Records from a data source

┄┄┄┄┄┄┄┄┄┄

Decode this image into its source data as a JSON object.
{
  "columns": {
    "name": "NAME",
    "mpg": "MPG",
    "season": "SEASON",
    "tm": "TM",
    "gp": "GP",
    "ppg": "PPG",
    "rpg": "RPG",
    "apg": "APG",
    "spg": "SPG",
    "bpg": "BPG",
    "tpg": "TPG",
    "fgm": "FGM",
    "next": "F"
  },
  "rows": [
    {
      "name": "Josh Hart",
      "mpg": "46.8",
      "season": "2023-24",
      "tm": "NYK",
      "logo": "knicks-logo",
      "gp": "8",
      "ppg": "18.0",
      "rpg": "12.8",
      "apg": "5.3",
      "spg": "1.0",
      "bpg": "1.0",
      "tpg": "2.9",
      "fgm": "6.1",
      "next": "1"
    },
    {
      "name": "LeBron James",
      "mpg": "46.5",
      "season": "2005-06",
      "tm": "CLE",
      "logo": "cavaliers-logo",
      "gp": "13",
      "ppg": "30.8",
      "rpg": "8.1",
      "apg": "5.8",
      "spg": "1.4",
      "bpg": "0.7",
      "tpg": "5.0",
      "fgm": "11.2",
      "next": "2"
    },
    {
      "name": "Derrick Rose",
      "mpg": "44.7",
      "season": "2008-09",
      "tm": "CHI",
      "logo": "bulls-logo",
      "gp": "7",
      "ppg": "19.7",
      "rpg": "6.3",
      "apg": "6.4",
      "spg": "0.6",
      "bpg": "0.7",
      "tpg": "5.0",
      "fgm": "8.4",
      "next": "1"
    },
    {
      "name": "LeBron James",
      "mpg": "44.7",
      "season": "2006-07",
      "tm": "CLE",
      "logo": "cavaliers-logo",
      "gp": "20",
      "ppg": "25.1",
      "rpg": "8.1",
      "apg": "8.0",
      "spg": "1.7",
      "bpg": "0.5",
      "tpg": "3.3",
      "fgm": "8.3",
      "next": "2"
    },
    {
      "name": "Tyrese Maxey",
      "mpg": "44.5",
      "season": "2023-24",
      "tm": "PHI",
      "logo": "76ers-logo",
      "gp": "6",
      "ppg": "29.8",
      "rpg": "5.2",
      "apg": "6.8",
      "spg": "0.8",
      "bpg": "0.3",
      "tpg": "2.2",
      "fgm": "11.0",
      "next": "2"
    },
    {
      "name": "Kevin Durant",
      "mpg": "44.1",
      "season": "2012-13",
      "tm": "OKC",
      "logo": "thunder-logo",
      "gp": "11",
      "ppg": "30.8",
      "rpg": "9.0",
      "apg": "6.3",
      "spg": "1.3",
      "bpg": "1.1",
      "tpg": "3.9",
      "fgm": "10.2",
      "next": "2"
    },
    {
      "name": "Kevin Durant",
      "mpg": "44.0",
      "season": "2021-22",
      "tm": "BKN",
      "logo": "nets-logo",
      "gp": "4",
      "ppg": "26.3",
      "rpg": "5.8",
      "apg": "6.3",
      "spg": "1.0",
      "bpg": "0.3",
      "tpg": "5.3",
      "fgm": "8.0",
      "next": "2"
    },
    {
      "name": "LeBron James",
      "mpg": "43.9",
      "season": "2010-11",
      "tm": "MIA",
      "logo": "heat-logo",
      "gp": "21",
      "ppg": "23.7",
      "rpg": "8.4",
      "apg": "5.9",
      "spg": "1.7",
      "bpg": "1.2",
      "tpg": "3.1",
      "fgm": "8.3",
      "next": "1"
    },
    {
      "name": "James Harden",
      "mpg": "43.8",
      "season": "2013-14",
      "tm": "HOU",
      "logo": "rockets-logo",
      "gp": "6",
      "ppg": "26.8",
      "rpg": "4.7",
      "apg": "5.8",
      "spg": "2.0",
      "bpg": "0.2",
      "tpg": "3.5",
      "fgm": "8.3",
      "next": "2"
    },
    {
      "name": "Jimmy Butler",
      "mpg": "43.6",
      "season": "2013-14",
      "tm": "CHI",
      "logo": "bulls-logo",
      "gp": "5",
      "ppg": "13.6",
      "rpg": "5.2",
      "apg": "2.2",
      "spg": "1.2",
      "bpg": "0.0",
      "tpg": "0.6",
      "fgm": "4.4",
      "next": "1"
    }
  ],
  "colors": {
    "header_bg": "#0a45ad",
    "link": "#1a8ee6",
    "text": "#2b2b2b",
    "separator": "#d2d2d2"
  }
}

┄┄┄┄┄┄┄┄┄┄

THE REQUEST. Your task is to extract all of the records exactly.

FINISHED TASK.
Decode this image into its source data as a JSON object.
{
  "columns": {
    "name": "NAME",
    "mpg": "MPG",
    "season": "SEASON",
    "tm": "TM",
    "gp": "GP",
    "ppg": "PPG",
    "rpg": "RPG",
    "apg": "APG",
    "spg": "SPG",
    "bpg": "BPG",
    "tpg": "TPG",
    "fgm": "FGM",
    "next": "F"
  },
  "rows": [
    {
      "name": "Josh Hart",
      "mpg": "46.8",
      "season": "2023-24",
      "tm": "NYK",
      "logo": "knicks-logo",
      "gp": "8",
      "ppg": "18.0",
      "rpg": "12.8",
      "apg": "5.3",
      "spg": "1.0",
      "bpg": "1.0",
      "tpg": "2.9",
      "fgm": "6.1",
      "next": "1"
    },
    {
      "name": "LeBron James",
      "mpg": "46.5",
      "season": "2005-06",
      "tm": "CLE",
      "logo": "cavaliers-logo",
      "gp": "13",
      "ppg": "30.8",
      "rpg": "8.1",
      "apg": "5.8",
      "spg": "1.4",
      "bpg": "0.7",
      "tpg": "5.0",
      "fgm": "11.2",
      "next": "2"
    },
    {
      "name": "Derrick Rose",
      "mpg": "44.7",
      "season": "2008-09",
      "tm": "CHI",
      "logo": "bulls-logo",
      "gp": "7",
      "ppg": "19.7",
      "rpg": "6.3",
      "apg": "6.4",
      "spg": "0.6",
      "bpg": "0.7",
      "tpg": "5.0",
      "fgm": "8.4",
      "next": "1"
    },
    {
      "name": "LeBron James",
      "mpg": "44.7",
      "season": "2006-07",
      "tm": "CLE",
      "logo": "cavaliers-logo",
      "gp": "20",
      "ppg": "25.1",
      "rpg": "8.1",
      "apg": "8.0",
      "spg": "1.7",
      "bpg": "0.5",
      "tpg": "3.3",
      "fgm": "8.3",
      "next": "2"
    },
    {
      "name": "Tyrese Maxey",
      "mpg": "44.5",
      "season": "2023-24",
      "tm": "PHI",
      "logo": "76ers-logo",
      "gp": "6",
      "ppg": "29.8",
      "rpg": "5.2",
      "apg": "6.8",
      "spg": "0.8",
      "bpg": "0.3",
      "tpg": "2.2",
      "fgm": "11.0",
      "next": "2"
    },
    {
      "name": "Kevin Durant",
      "mpg": "44.1",
      "season": "2012-13",
      "tm": "OKC",
      "logo": "thunder-logo",
      "gp": "11",
      "ppg": "30.8",
      "rpg": "9.0",
      "apg": "6.3",
      "spg": "1.3",
      "bpg": "1.1",
      "tpg": "3.9",
      "fgm": "10.2",
      "next": "2"
    },
    {
      "name": "Kevin Durant",
      "mpg": "44.0",
      "season": "2021-22",
      "tm": "BKN",
      "logo": "nets-logo",
      "gp": "4",
      "ppg": "26.3",
      "rpg": "5.8",
      "apg": "6.3",
      "spg": "1.0",
      "bpg": "0.3",
      "tpg": "5.3",
      "fgm": "8.0",
      "next": "2"
    },
    {
      "name": "LeBron James",
      "mpg": "43.9",
      "season": "2010-11",
      "tm": "MIA",
      "logo": "heat-logo",
      "gp": "21",
      "ppg": "23.7",
      "rpg": "8.4",
      "apg": "5.9",
      "spg": "1.7",
      "bpg": "1.2",
      "tpg": "3.1",
      "fgm": "8.3",
      "next": "1"
    },
    {
      "name": "James Harden",
      "mpg": "43.8",
      "season": "2013-14",
      "tm": "HOU",
      "logo": "rockets-logo",
      "gp": "6",
      "ppg": "26.8",
      "rpg": "4.7",
      "apg": "5.8",
      "spg": "2.0",
      "bpg": "0.2",
      "tpg": "3.5",
      "fgm": "8.3",
      "next": "2"
    },
    {
      "name": "Jimmy Butler",
      "mpg": "43.6",
      "season": "2013-14",
      "tm": "CHI",
      "logo": "bulls-logo",
      "gp": "5",
      "ppg": "13.6",
      "rpg": "5.2",
      "apg": "2.2",
      "spg": "1.2",
      "bpg": "0.0",
      "tpg": "0.6",
      "fgm": "4.4",
      "next": "1"
    }
  ],
  "colors": {
    "header_bg": "#0a45ad",
    "link": "#1a8ee6",
    "text": "#2b2b2b",
    "separator": "#d2d2d2"
  }
}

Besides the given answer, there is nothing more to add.